#### INSTRUCTIONS TO FOLLOW
Nothing but the lines from the one containing "Extract all the data from this chart as JSON." to the end of the data should be returned, exactly as written; pictures are omitted.

Records that describe figures
* * * * * * *

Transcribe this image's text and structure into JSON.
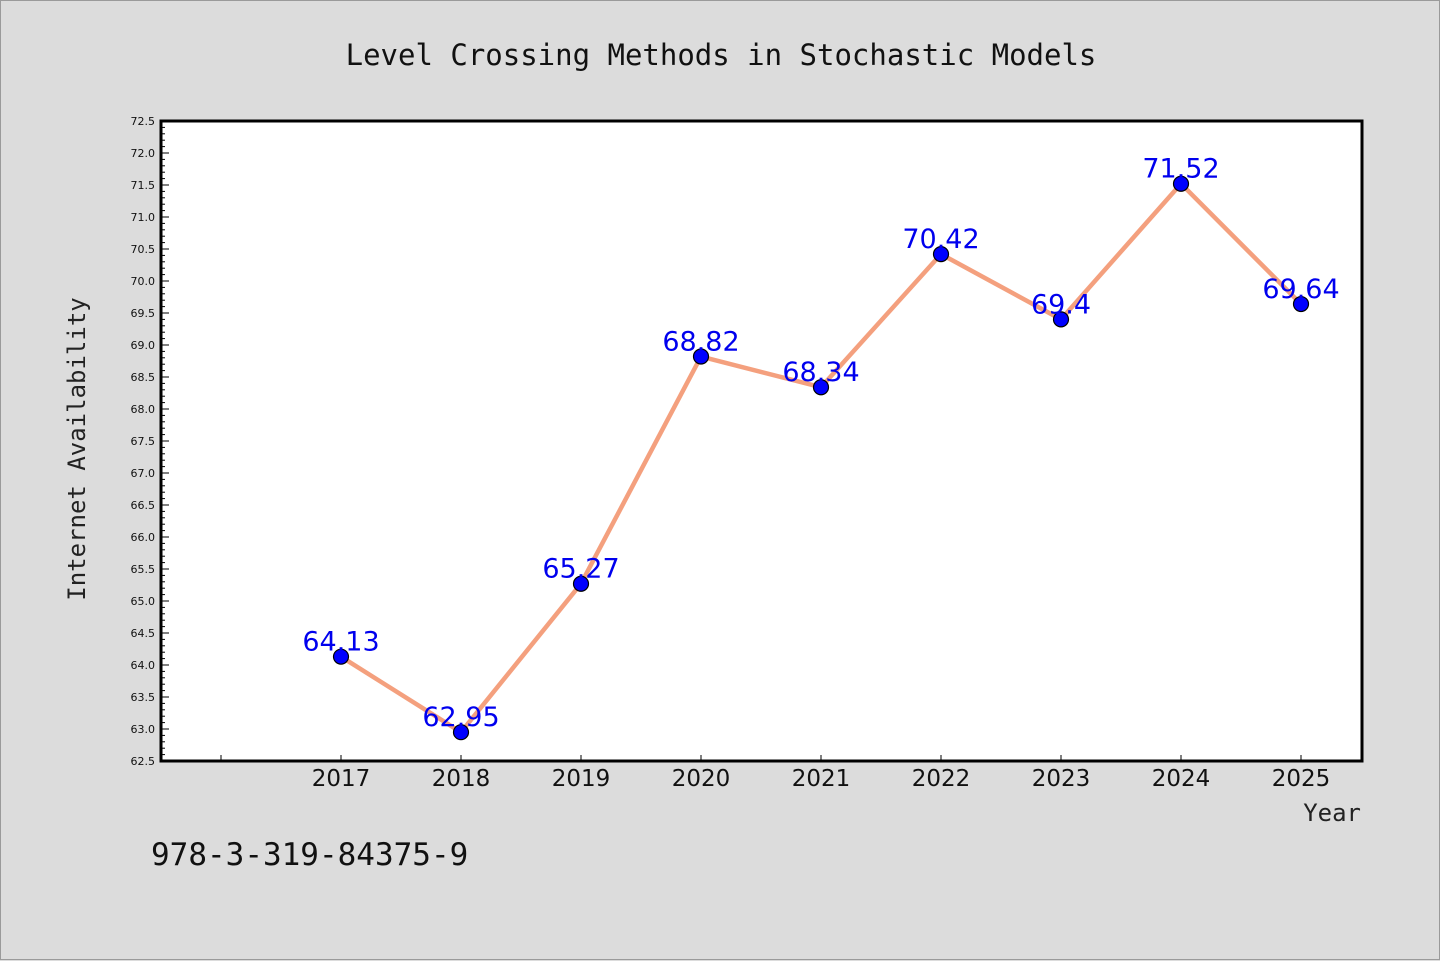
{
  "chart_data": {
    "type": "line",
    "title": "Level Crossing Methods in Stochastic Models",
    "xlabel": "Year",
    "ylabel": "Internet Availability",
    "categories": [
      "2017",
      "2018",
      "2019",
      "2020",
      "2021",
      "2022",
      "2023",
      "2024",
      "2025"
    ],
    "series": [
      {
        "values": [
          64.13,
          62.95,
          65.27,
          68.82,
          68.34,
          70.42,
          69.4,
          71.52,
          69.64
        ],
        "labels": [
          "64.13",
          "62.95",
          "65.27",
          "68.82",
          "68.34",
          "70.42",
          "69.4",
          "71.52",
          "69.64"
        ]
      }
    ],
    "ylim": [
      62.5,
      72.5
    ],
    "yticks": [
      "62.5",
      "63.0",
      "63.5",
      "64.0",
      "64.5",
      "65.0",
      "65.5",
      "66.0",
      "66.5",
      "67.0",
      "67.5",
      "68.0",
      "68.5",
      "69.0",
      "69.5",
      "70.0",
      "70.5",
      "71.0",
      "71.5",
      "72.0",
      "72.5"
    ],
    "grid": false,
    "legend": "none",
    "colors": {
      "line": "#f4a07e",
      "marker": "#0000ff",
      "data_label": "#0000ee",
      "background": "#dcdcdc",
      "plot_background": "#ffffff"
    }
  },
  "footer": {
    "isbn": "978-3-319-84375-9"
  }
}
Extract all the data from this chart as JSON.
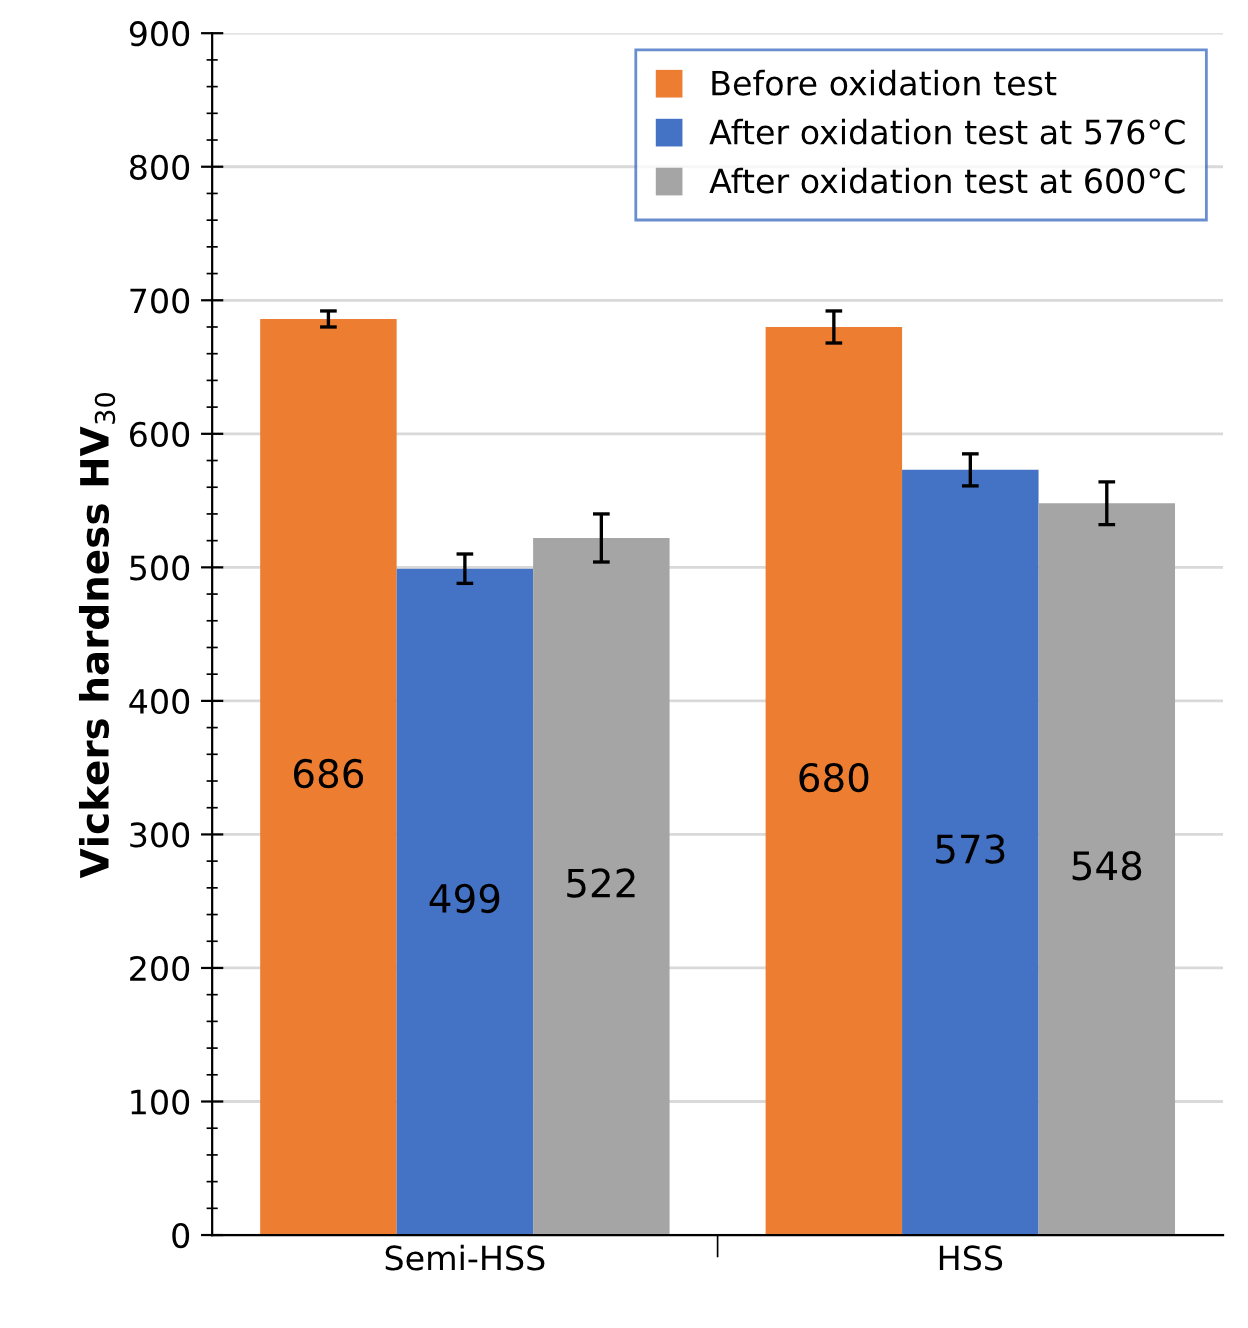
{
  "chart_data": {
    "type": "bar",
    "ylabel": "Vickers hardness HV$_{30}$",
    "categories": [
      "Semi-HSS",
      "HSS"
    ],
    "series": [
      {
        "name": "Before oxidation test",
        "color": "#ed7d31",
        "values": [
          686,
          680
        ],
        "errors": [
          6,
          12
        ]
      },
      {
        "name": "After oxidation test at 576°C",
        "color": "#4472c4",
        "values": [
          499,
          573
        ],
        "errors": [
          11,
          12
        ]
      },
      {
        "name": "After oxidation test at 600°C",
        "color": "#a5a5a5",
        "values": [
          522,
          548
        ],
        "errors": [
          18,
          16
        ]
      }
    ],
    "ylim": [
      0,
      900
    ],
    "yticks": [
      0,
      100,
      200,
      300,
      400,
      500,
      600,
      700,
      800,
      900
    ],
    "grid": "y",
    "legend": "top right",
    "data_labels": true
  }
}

* * * * * * *

#### EXERCISE RESULT
Extract all the data from this chart as JSON.
{
  "chart_data": {
    "type": "bar",
    "ylabel": "Vickers hardness HV$_{30}$",
    "categories": [
      "Semi-HSS",
      "HSS"
    ],
    "series": [
      {
        "name": "Before oxidation test",
        "color": "#ed7d31",
        "values": [
          686,
          680
        ],
        "errors": [
          6,
          12
        ]
      },
      {
        "name": "After oxidation test at 576°C",
        "color": "#4472c4",
        "values": [
          499,
          573
        ],
        "errors": [
          11,
          12
        ]
      },
      {
        "name": "After oxidation test at 600°C",
        "color": "#a5a5a5",
        "values": [
          522,
          548
        ],
        "errors": [
          18,
          16
        ]
      }
    ],
    "ylim": [
      0,
      900
    ],
    "yticks": [
      0,
      100,
      200,
      300,
      400,
      500,
      600,
      700,
      800,
      900
    ],
    "grid": "y",
    "legend": "top right",
    "data_labels": true
  }
}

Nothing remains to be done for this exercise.